What needs to be done. Determine the number of lines in the data that contain "obviously", and write only that number.

Entries supplied.
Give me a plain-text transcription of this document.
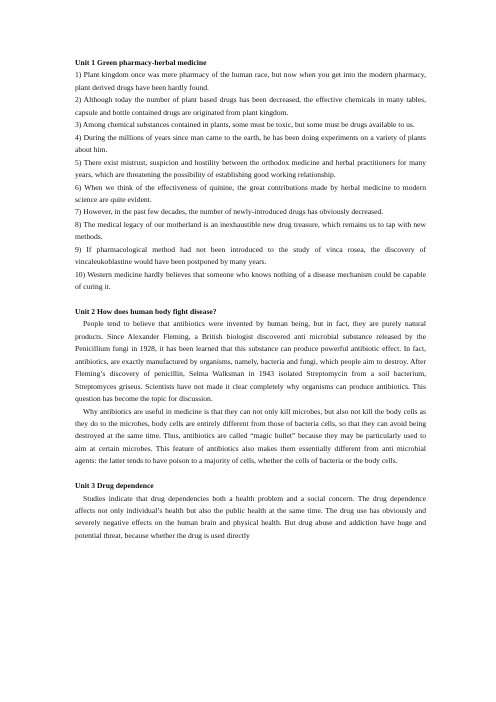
Unit 1 Green pharmacy-herbal medicine

1) Plant kingdom once was mere pharmacy of the human race, but now when you get into the modern pharmacy, plant derived drugs have been hardly found.

2) Although today the number of plant based drugs has been decreased, the effective chemicals in many tables, capsule and bottle contained drugs are originated from plant kingdom.

3) Among chemical substances contained in plants, some must be toxic, but some must be drugs available to us.

4) During the millions of years since man came to the earth, he has been doing experiments on a variety of plants about him.

5) There exist mistrust, suspicion and hostility between the orthodox medicine and herbal practitioners for many years, which are threatening the possibility of establishing good working relationship.

6) When we think of the effectiveness of quinine, the great contributions made by herbal medicine to modern science are quite evident.

7) However, in the past few decades, the number of newly-introduced drugs has obviously decreased.

8) The medical legacy of our motherland is an inexhaustible new drug treasure, which remains us to tap with new methods.

9) If pharmacological method had not been introduced to the study of vinca rosea, the discovery of vincaleukoblastine would have been postponed by many years.

10) Western medicine hardly believes that someone who knows nothing of a disease mechanism could be capable of curing it.

Unit 2 How does human body fight disease?

People tend to believe that antibiotics were invented by human being, but in fact, they are purely natural products. Since Alexander Fleming, a British biologist discovered anti microbial substance released by the Penicillium fungi in 1928, it has been learned that this substance can produce powerful antibiotic effect. In fact, antibiotics, are exactly manufactured by organisms, namely, bacteria and fungi, which people aim to destroy. After Fleming’s discovery of penicillin, Selma Walksman in 1943 isolated Streptomycin from a soil bacterium, Streptomyces griseus. Scientists have not made it clear completely why organisms can produce antibiotics. This question has become the topic for discussion.

Why antibiotics are useful in medicine is that they can not only kill microbes, but also not kill the body cells as they do to the microbes, body cells are entirely different from those of bacteria cells, so that they can avoid being destroyed at the same time. Thus, antibiotics are called “magic bullet” because they may be particularly used to aim at certain microbes. This feature of antibiotics also makes them essentially different from anti microbial agents: the latter tends to have poison to a majority of cells, whether the cells of bacteria or the body cells.

Unit 3 Drug dependence

Studies indicate that drug dependencies both a health problem and a social concern. The drug dependence affects not only individual’s health but also the public health at the same time. The drug use has obviously and severely negative effects on the human brain and physical health. But drug abuse and addiction have huge and potential threat, because whether the drug is used directly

Exercise result. 2